* _PROBLEM SET_
A) Answer these questions about the voting-age blog post:
(i) To what age did the Twenty-sixth Amendment lower the voting age?
(ii) How old was the youngest of the teens who ran for governor?
(iii) Which legislative body is Kalan Haywood joining?
B) Reproduce the voting-age blog post between "In our blog" and "office did win.", inclusive, and switch "governor" to "mayor".

* _PASSAGE FOR REVIEW_
*** Block opens ***

Yay, You(th)!

FaultLinesYouthOn Constitution Day 2018, we got together at the Library of Congress with students from Gonzaga College High School, Thurgood Marshall Academy Public Charter School, and Richard Wright PCS in Washington, DC. In addition to debating several issues raised in the book, the students brainstormed topics for our blog. The subject that most of the kids wanted us to write about is voting age.

Until 1971, Americans couldn’t vote until they were twenty-one years old. The Twenty-sixth Amendment lowered the age to eighteen. But, why not, say, sixteen? Or, even younger?

In our blog post “Run, If You Can!” we wrote about teenagers who had recently run for governor of their states—even though they were too young to vote for themselves. One was only thirteen. He was very knowledgeable about the issues and committed to his campaign platform. Should he and his friends and every other eighth-grader in the state have been able to vote for him? These teens did not win their elections. Maybe with more support, they would have.

Although the teens who ran for governor in 2018 lost their bids, three nineteen-year-olds who ran for elective office did win.

FaultLinesYouth2
Cassandra Levesque, 2017. Source.
  • Cassandra Levesque will be a member of the New Hampshire state House of Representatives. She wants to raise the legal age of marriage from sixteen to eighteen in her state. She has been worried about this issue since she was a thirteen-year-old Girl Scout, and her state representative ignored her concerns.
  • Caleb Hanna, elected to the West Virginia House of Delegates, hopes to increase funding for career education.
  • As a new member of the Wisconsin State Assembly, Kalan Haywood wants to pass a law requiring high school students who are eighteen or older to register to vote.

Voting age is an issue we would like to hear from you about. What do you think?

  • At what point do you think you and your peers should be able to cast a ballot?
  • Should you be able to vote in, say, local elections at a younger age than in national ones?

Let us know!

These are issues that might not occur to older government officials. What problems bother you that you could try to resolve in your state legislature, city council or county commission?

*** Block closes ***

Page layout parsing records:
*** Block opens ***

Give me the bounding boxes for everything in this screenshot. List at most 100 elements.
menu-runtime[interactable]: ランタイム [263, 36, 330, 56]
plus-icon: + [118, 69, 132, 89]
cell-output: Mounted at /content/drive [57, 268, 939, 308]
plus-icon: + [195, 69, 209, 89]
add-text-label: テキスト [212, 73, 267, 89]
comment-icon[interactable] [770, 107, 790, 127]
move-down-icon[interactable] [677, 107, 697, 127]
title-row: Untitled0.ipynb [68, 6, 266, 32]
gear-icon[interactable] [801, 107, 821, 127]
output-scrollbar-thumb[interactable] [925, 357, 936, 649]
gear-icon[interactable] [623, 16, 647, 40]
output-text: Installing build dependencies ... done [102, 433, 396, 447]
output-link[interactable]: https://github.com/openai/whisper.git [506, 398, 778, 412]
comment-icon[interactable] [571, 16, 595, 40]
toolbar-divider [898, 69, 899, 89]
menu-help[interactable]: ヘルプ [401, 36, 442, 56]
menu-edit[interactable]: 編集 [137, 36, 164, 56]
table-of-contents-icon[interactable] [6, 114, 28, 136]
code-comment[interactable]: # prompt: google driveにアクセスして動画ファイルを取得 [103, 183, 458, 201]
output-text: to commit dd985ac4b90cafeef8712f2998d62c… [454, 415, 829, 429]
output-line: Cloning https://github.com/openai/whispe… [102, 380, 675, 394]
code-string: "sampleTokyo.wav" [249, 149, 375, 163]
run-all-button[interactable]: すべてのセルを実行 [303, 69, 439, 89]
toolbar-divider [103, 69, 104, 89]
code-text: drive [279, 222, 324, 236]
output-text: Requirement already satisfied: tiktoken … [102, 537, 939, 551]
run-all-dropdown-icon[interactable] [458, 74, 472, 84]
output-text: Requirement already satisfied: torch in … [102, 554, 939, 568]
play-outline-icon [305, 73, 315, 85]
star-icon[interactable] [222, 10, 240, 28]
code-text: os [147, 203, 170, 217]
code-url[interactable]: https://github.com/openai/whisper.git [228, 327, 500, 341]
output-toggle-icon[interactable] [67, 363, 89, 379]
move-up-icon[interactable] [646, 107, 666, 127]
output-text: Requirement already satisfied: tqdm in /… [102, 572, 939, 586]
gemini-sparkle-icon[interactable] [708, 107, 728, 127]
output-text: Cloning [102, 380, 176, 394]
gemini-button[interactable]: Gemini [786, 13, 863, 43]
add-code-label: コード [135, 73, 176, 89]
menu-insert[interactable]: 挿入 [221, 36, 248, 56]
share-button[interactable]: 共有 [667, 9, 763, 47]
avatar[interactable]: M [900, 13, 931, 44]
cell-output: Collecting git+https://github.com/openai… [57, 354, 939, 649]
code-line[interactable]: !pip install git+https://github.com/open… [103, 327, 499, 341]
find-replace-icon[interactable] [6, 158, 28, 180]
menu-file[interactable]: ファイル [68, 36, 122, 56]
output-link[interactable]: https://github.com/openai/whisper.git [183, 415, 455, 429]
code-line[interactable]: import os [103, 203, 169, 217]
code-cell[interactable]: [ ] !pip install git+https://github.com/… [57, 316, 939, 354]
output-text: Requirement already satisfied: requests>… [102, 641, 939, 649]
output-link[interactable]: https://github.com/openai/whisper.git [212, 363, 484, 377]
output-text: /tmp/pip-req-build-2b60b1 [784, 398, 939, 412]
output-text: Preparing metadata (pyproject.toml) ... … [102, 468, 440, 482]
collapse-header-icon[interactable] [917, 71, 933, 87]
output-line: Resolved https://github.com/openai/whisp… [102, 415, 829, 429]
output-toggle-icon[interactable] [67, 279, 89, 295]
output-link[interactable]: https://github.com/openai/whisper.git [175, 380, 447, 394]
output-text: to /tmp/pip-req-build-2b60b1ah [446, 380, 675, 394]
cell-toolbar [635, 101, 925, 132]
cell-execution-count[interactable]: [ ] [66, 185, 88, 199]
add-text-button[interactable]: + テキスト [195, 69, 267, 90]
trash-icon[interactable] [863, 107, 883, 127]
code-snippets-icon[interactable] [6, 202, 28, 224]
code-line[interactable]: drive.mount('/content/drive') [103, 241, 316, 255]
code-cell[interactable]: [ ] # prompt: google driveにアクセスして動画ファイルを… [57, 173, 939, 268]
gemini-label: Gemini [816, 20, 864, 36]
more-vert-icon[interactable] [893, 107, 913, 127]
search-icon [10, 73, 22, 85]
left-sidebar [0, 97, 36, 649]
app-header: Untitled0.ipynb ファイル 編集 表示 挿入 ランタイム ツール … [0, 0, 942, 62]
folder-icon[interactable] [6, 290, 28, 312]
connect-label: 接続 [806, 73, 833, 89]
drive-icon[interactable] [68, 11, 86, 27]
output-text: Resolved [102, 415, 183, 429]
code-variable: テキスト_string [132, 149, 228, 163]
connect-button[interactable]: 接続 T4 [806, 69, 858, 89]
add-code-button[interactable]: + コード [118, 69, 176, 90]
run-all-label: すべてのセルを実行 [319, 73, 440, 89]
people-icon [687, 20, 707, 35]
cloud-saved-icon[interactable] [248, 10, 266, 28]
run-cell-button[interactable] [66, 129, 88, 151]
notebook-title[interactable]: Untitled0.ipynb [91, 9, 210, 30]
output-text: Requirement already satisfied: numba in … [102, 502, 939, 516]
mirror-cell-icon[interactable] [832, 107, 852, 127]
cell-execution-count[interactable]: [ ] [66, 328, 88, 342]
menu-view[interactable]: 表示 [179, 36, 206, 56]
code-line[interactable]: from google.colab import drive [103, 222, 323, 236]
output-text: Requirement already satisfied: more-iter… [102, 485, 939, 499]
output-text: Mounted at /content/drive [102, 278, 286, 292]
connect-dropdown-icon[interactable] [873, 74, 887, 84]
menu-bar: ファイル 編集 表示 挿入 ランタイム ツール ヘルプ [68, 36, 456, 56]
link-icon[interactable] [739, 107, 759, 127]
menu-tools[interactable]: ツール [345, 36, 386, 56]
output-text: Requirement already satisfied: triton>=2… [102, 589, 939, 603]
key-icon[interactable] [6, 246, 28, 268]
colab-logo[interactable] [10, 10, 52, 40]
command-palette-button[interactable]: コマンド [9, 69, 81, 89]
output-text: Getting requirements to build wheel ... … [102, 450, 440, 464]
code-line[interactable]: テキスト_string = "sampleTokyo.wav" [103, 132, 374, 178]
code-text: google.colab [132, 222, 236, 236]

*** Block closes ***

* _ANSWERS TO THE EXERCISE_
A)
(i) Eighteen.
(ii) Thirteen.
(iii) The Wisconsin State Assembly.

B)
In our blog post “Run, If You Can!” we wrote about teenagers who had recently run for mayor of their states—even though they were too young to vote for themselves. One was only thirteen. He was very knowledgeable about the issues and committed to his campaign platform. Should he and his friends and every other eighth-grader in the state have been able to vote for him? These teens did not win their elections. Maybe with more support, they would have.

Although the teens who ran for mayor in 2018 lost their bids, three nineteen-year-olds who ran for elective office did win.